New York, NY - Local elected officials, community groups, educators and business owners gathered today outside of a small business in Elmhurst, Queens, to support new legislation announced by U.S. Senator Kirsten Gillibrand and Congresswoman Yvette Clarke that will give immigrant communities the English language skills, and the basic grasp of U.S. history and civics they need to grow and thrive in America for the long term. New York City is home to 1.5 million people who need English language instruction, but only a fraction - less than 100,000 - have access to it. The Strengthen and Unite Communities with Civics Education and English Skills Act of 2009 contains a number of measures to provide new opportunities for New York's immigrants to thrive in our communities and in our economy.

"For centuries, families have come to America from every corner of the globe looking for a better opportunity to pursue their dreams and become Americans - and in the process, they built our communities, our traditions, our way of life and our economy," said Senator Gillibrand. "But only a small fraction of immigrants are getting access to learn the skills needed to integrate successfully and be part of a growing economy. This legislation provides strong federal investments needed to help businesses offer English training to their workers, generate the teachers needed to educate more English language learners, and provide additional resources to give our immigrant communities a path to becoming citizens and building a brighter future."

Given information:

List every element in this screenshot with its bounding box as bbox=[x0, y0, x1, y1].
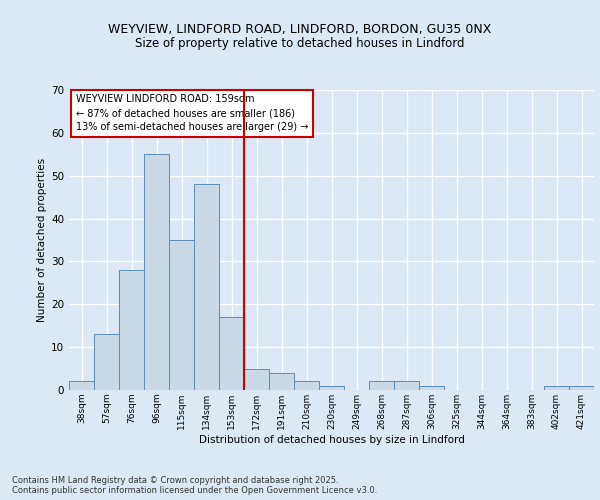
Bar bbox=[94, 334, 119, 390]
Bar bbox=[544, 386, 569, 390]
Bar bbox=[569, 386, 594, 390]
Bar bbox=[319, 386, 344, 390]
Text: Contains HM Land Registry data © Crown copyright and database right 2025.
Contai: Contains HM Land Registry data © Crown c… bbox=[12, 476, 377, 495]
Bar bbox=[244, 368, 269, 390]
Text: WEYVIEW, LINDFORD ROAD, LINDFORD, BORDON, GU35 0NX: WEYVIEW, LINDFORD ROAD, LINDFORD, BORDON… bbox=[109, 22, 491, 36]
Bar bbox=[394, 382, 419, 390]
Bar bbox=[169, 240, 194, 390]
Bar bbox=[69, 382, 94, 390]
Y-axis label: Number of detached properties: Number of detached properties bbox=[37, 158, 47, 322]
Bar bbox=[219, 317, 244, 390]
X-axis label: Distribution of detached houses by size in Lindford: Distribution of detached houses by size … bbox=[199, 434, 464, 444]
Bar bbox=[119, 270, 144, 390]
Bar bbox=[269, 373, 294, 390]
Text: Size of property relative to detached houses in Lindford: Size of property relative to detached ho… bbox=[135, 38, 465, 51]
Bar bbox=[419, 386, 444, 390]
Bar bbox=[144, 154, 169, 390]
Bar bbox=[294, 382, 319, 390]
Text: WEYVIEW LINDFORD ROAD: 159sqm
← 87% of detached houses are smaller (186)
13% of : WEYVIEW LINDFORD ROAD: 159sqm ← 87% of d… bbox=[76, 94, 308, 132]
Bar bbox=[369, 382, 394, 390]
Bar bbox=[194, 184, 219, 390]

Written task:
Using the passage on the English and civics education bill, answer each item below in a few words.
(a) Where did the supporters gather to back the legislation?
(b) How many people in New York City need English language instruction?
(c) According to Senator Gillibrand, what will the legislation help businesses offer their workers?

Complete response:
(a) Outside a small business in Elmhurst, Queens
(b) 1.5 million
(c) English training